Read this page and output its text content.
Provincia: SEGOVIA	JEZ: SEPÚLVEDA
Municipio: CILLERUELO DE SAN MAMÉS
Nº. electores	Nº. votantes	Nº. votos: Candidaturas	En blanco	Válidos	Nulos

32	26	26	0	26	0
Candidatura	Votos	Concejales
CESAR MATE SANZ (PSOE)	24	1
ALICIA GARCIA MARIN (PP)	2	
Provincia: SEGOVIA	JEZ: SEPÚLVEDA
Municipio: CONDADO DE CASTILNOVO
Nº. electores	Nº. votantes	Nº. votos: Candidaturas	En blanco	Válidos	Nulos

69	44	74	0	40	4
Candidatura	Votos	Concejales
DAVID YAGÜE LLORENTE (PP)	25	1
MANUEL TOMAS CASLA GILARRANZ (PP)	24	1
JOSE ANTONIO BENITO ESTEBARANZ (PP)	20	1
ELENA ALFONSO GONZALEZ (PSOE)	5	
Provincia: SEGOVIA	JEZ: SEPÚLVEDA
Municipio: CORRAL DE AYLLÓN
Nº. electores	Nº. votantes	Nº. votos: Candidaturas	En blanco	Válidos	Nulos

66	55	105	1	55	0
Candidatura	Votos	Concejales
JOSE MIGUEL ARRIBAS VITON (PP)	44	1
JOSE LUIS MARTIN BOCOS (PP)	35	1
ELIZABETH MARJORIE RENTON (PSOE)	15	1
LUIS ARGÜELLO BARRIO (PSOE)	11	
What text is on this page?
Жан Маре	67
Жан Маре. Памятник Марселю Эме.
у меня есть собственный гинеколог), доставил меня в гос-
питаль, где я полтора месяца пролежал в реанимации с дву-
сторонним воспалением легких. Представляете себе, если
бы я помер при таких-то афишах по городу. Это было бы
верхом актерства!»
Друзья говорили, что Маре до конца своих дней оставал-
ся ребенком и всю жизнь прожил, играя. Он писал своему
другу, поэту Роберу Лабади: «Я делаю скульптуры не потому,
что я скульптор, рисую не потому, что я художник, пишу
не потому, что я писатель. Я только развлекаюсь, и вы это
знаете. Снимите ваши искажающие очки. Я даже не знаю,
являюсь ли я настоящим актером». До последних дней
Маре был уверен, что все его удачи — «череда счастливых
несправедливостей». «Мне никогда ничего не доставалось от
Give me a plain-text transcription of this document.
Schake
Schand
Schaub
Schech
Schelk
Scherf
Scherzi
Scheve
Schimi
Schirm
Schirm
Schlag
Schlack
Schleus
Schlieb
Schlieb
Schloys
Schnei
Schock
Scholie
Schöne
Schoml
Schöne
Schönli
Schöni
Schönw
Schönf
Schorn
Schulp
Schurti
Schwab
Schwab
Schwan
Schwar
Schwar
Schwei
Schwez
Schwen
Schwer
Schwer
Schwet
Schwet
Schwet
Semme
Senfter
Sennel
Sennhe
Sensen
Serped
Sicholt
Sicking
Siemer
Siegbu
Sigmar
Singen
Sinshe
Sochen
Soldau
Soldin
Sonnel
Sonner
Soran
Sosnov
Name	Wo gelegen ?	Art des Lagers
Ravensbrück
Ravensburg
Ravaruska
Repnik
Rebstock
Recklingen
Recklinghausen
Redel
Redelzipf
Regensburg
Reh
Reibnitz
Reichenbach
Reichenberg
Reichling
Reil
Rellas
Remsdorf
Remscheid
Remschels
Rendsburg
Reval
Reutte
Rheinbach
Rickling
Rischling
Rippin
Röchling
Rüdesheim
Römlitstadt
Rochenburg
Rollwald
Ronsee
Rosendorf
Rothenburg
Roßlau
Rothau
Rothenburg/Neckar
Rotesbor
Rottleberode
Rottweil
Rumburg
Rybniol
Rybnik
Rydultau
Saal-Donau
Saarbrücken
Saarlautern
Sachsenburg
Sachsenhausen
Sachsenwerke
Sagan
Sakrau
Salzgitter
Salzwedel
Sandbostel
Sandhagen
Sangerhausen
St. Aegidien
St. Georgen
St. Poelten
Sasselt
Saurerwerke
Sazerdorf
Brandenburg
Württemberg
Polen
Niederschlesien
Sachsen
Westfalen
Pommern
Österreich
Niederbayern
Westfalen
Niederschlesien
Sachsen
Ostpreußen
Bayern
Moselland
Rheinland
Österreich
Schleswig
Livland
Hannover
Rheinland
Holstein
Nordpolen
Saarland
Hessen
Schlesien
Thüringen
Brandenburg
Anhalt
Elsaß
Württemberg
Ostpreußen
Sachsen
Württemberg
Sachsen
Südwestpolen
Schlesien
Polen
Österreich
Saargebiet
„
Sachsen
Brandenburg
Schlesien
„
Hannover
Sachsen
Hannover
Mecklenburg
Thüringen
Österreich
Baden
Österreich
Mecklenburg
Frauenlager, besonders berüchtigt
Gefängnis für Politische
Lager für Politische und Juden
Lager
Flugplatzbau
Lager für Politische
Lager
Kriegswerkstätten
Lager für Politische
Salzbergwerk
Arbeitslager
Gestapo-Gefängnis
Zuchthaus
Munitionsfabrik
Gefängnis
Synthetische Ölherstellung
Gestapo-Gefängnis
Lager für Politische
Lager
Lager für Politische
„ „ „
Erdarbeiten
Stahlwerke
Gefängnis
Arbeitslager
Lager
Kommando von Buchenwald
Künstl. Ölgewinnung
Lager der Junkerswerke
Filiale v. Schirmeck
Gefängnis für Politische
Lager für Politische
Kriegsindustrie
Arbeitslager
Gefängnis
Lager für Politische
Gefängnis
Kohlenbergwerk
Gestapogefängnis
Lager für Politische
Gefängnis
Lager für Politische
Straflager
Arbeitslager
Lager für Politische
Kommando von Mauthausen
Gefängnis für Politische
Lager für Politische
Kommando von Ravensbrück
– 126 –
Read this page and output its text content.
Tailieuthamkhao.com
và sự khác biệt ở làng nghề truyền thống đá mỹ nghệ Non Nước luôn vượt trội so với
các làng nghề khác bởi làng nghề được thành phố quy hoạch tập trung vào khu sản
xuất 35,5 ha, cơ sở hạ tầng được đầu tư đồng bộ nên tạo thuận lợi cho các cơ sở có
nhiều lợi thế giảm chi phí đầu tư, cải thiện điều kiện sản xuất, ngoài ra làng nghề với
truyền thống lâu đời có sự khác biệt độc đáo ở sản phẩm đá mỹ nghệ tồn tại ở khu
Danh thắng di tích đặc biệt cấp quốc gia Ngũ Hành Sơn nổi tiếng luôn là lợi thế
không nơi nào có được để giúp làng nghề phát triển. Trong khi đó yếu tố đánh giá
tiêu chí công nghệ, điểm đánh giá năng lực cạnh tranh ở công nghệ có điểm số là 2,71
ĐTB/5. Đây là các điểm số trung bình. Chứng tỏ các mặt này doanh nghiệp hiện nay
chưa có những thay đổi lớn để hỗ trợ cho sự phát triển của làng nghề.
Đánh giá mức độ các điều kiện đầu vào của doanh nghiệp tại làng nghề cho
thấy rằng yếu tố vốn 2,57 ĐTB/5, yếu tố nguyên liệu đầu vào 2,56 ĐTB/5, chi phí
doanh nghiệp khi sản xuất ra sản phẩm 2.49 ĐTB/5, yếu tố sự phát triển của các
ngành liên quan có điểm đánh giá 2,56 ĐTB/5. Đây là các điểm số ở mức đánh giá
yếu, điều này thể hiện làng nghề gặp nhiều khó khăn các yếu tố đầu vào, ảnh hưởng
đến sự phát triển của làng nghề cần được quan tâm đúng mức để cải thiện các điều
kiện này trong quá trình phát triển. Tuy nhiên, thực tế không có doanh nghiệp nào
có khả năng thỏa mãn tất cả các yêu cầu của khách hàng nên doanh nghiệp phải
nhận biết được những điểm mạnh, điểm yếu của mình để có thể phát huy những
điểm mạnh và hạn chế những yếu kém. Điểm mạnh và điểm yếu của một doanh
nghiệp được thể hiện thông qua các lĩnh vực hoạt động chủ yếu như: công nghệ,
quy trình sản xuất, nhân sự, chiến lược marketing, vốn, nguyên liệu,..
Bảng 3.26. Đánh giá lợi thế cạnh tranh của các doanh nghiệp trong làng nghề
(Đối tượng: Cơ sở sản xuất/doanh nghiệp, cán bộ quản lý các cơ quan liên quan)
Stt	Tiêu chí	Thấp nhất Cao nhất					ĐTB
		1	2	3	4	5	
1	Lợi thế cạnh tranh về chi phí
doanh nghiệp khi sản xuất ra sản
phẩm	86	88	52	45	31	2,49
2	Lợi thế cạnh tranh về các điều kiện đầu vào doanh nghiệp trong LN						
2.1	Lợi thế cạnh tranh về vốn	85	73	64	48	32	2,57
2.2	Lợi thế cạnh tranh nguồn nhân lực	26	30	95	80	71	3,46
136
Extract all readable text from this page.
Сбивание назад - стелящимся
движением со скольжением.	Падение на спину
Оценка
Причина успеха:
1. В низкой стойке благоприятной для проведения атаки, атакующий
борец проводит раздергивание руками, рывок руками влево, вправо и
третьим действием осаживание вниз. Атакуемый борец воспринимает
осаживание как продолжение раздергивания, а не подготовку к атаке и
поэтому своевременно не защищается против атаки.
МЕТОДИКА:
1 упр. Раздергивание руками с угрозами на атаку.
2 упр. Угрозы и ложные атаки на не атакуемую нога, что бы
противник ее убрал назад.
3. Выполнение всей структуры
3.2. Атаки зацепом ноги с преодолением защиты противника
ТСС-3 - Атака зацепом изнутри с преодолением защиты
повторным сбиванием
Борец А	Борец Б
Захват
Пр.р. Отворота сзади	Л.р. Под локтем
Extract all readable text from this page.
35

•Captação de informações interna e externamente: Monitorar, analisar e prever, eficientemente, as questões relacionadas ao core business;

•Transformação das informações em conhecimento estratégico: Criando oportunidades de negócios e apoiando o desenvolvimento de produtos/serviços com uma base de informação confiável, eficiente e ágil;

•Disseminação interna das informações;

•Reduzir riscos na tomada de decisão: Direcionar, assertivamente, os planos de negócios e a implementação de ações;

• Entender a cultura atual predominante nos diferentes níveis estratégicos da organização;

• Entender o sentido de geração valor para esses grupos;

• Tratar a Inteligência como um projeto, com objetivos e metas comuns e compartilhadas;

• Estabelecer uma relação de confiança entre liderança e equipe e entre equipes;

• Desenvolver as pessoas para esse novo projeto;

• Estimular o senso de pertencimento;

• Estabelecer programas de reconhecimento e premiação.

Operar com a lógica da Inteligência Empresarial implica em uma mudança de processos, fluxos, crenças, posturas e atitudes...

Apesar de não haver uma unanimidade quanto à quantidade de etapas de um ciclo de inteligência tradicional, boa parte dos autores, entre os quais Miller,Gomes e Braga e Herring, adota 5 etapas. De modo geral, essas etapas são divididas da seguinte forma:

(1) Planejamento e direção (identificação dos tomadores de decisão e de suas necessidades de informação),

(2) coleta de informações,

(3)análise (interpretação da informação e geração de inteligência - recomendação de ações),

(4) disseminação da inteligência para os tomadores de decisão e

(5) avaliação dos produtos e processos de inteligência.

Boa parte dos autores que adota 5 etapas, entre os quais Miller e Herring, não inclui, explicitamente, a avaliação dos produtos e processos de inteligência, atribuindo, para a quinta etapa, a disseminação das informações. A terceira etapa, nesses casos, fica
☆ ☆ ☆ ☆ ☆ ☆ ☆
| Job |
Lines containing "Kommando" are to be counted. State the total and add nothing.

| The output |
3